"""

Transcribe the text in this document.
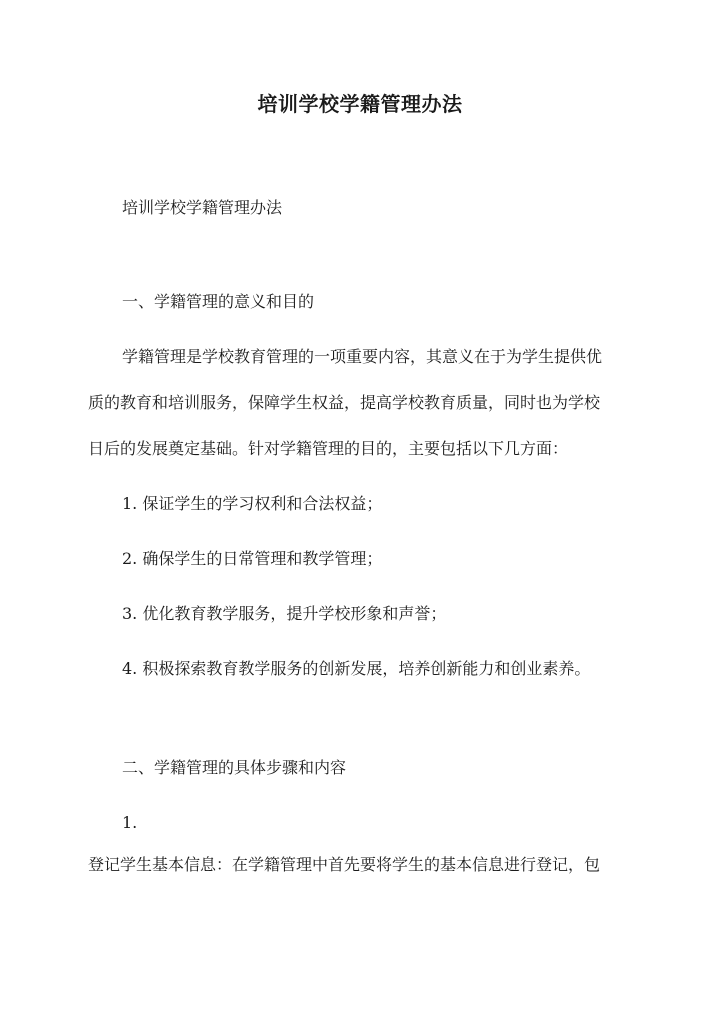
培训学校学籍管理办法
培训学校学籍管理办法
一、学籍管理的意义和目的
学籍管理是学校教育管理的一项重要内容，其意义在于为学生提供优
质的教育和培训服务，保障学生权益，提高学校教育质量，同时也为学校
日后的发展奠定基础。针对学籍管理的目的，主要包括以下几方面：
1. 保证学生的学习权利和合法权益；
2. 确保学生的日常管理和教学管理；
3. 优化教育教学服务，提升学校形象和声誉；
4. 积极探索教育教学服务的创新发展，培养创新能力和创业素养。
二、学籍管理的具体步骤和内容
1.
登记学生基本信息：在学籍管理中首先要将学生的基本信息进行登记，包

"""

**Written request:** Exact duplication of all the records is required; pictures are omitted from the copy.

**Full answer:**
Transcribe the text in this document.
培训学校学籍管理办法
培训学校学籍管理办法
一、学籍管理的意义和目的
学籍管理是学校教育管理的一项重要内容，其意义在于为学生提供优
质的教育和培训服务，保障学生权益，提高学校教育质量，同时也为学校
日后的发展奠定基础。针对学籍管理的目的，主要包括以下几方面：
1. 保证学生的学习权利和合法权益；
2. 确保学生的日常管理和教学管理；
3. 优化教育教学服务，提升学校形象和声誉；
4. 积极探索教育教学服务的创新发展，培养创新能力和创业素养。
二、学籍管理的具体步骤和内容
1.
登记学生基本信息：在学籍管理中首先要将学生的基本信息进行登记，包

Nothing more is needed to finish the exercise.